→ **EXERCISE**
Please reproduce every line of the material below word for word.

START ENTRIES SHOWN

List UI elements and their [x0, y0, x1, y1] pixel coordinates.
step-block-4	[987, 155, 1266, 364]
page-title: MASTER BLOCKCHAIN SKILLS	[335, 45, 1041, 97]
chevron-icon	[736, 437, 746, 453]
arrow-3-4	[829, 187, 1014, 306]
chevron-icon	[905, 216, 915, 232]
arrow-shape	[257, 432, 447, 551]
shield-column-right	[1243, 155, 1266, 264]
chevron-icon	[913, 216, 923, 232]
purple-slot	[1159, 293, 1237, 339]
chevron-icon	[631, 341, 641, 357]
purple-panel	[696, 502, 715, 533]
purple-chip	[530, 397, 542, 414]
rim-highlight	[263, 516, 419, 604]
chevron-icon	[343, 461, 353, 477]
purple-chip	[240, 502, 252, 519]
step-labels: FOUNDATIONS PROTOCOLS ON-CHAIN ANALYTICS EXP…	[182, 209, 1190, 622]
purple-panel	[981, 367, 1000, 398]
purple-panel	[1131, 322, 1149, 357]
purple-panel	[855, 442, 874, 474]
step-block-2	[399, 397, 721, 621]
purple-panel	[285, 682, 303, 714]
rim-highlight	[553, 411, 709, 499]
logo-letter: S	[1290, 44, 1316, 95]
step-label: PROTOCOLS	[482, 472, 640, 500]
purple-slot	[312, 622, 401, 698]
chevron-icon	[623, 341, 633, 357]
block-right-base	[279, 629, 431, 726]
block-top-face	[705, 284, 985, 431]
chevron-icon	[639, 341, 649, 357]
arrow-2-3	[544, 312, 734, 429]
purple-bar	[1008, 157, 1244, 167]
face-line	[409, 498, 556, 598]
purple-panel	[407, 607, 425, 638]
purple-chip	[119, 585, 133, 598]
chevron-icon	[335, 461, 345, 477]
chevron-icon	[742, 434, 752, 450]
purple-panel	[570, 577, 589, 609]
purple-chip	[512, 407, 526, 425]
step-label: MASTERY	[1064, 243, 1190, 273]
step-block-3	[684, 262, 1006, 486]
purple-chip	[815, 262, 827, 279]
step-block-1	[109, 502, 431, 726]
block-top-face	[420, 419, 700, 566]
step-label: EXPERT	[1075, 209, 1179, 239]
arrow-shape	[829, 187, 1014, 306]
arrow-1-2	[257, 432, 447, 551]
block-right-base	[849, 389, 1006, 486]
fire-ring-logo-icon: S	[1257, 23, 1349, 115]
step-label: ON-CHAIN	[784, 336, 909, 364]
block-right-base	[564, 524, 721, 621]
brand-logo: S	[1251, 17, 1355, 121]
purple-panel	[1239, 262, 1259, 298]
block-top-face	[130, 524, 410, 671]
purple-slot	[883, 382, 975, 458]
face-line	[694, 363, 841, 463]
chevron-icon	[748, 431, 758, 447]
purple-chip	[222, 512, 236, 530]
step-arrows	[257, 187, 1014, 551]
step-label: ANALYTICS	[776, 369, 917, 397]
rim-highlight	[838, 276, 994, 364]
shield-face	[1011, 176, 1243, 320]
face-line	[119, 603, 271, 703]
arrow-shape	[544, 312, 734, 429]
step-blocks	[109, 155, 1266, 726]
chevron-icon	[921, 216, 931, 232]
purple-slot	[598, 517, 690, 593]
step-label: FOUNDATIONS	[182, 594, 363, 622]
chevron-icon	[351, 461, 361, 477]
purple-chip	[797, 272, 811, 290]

END ENTRIES SHOWN

→ **FINISHED ANSWER**
List UI elements and their [x0, y0, x1, y1] pixel coordinates.
step-block-4	[987, 155, 1266, 364]
page-title: MASTER BLOCKCHAIN SKILLS	[335, 45, 1041, 97]
chevron-icon	[736, 437, 746, 453]
arrow-3-4	[829, 187, 1014, 306]
chevron-icon	[905, 216, 915, 232]
arrow-shape	[257, 432, 447, 551]
shield-column-right	[1243, 155, 1266, 264]
chevron-icon	[913, 216, 923, 232]
purple-slot	[1159, 293, 1237, 339]
chevron-icon	[631, 341, 641, 357]
purple-panel	[696, 502, 715, 533]
purple-chip	[530, 397, 542, 414]
rim-highlight	[263, 516, 419, 604]
chevron-icon	[343, 461, 353, 477]
purple-chip	[240, 502, 252, 519]
step-labels: FOUNDATIONS PROTOCOLS ON-CHAIN ANALYTICS EXP…	[182, 209, 1190, 622]
purple-panel	[981, 367, 1000, 398]
purple-panel	[1131, 322, 1149, 357]
purple-panel	[855, 442, 874, 474]
step-block-2	[399, 397, 721, 621]
purple-panel	[285, 682, 303, 714]
rim-highlight	[553, 411, 709, 499]
logo-letter: S	[1290, 44, 1316, 95]
step-label: PROTOCOLS	[482, 472, 640, 500]
purple-slot	[312, 622, 401, 698]
chevron-icon	[623, 341, 633, 357]
block-right-base	[279, 629, 431, 726]
block-top-face	[705, 284, 985, 431]
chevron-icon	[639, 341, 649, 357]
arrow-2-3	[544, 312, 734, 429]
purple-bar	[1008, 157, 1244, 167]
face-line	[409, 498, 556, 598]
purple-panel	[407, 607, 425, 638]
purple-chip	[119, 585, 133, 598]
chevron-icon	[335, 461, 345, 477]
chevron-icon	[742, 434, 752, 450]
purple-panel	[570, 577, 589, 609]
purple-chip	[512, 407, 526, 425]
step-label: MASTERY	[1064, 243, 1190, 273]
step-block-3	[684, 262, 1006, 486]
purple-chip	[815, 262, 827, 279]
step-block-1	[109, 502, 431, 726]
block-top-face	[420, 419, 700, 566]
step-label: EXPERT	[1075, 209, 1179, 239]
arrow-shape	[829, 187, 1014, 306]
arrow-1-2	[257, 432, 447, 551]
block-right-base	[849, 389, 1006, 486]
fire-ring-logo-icon: S	[1257, 23, 1349, 115]
step-label: ON-CHAIN	[784, 336, 909, 364]
block-right-base	[564, 524, 721, 621]
brand-logo: S	[1251, 17, 1355, 121]
purple-panel	[1239, 262, 1259, 298]
block-top-face	[130, 524, 410, 671]
purple-slot	[883, 382, 975, 458]
face-line	[694, 363, 841, 463]
chevron-icon	[748, 431, 758, 447]
purple-chip	[222, 512, 236, 530]
step-arrows	[257, 187, 1014, 551]
step-label: ANALYTICS	[776, 369, 917, 397]
rim-highlight	[838, 276, 994, 364]
shield-face	[1011, 176, 1243, 320]
face-line	[119, 603, 271, 703]
arrow-shape	[544, 312, 734, 429]
step-blocks	[109, 155, 1266, 726]
chevron-icon	[921, 216, 931, 232]
purple-slot	[598, 517, 690, 593]
step-label: FOUNDATIONS	[182, 594, 363, 622]
chevron-icon	[351, 461, 361, 477]
purple-chip	[797, 272, 811, 290]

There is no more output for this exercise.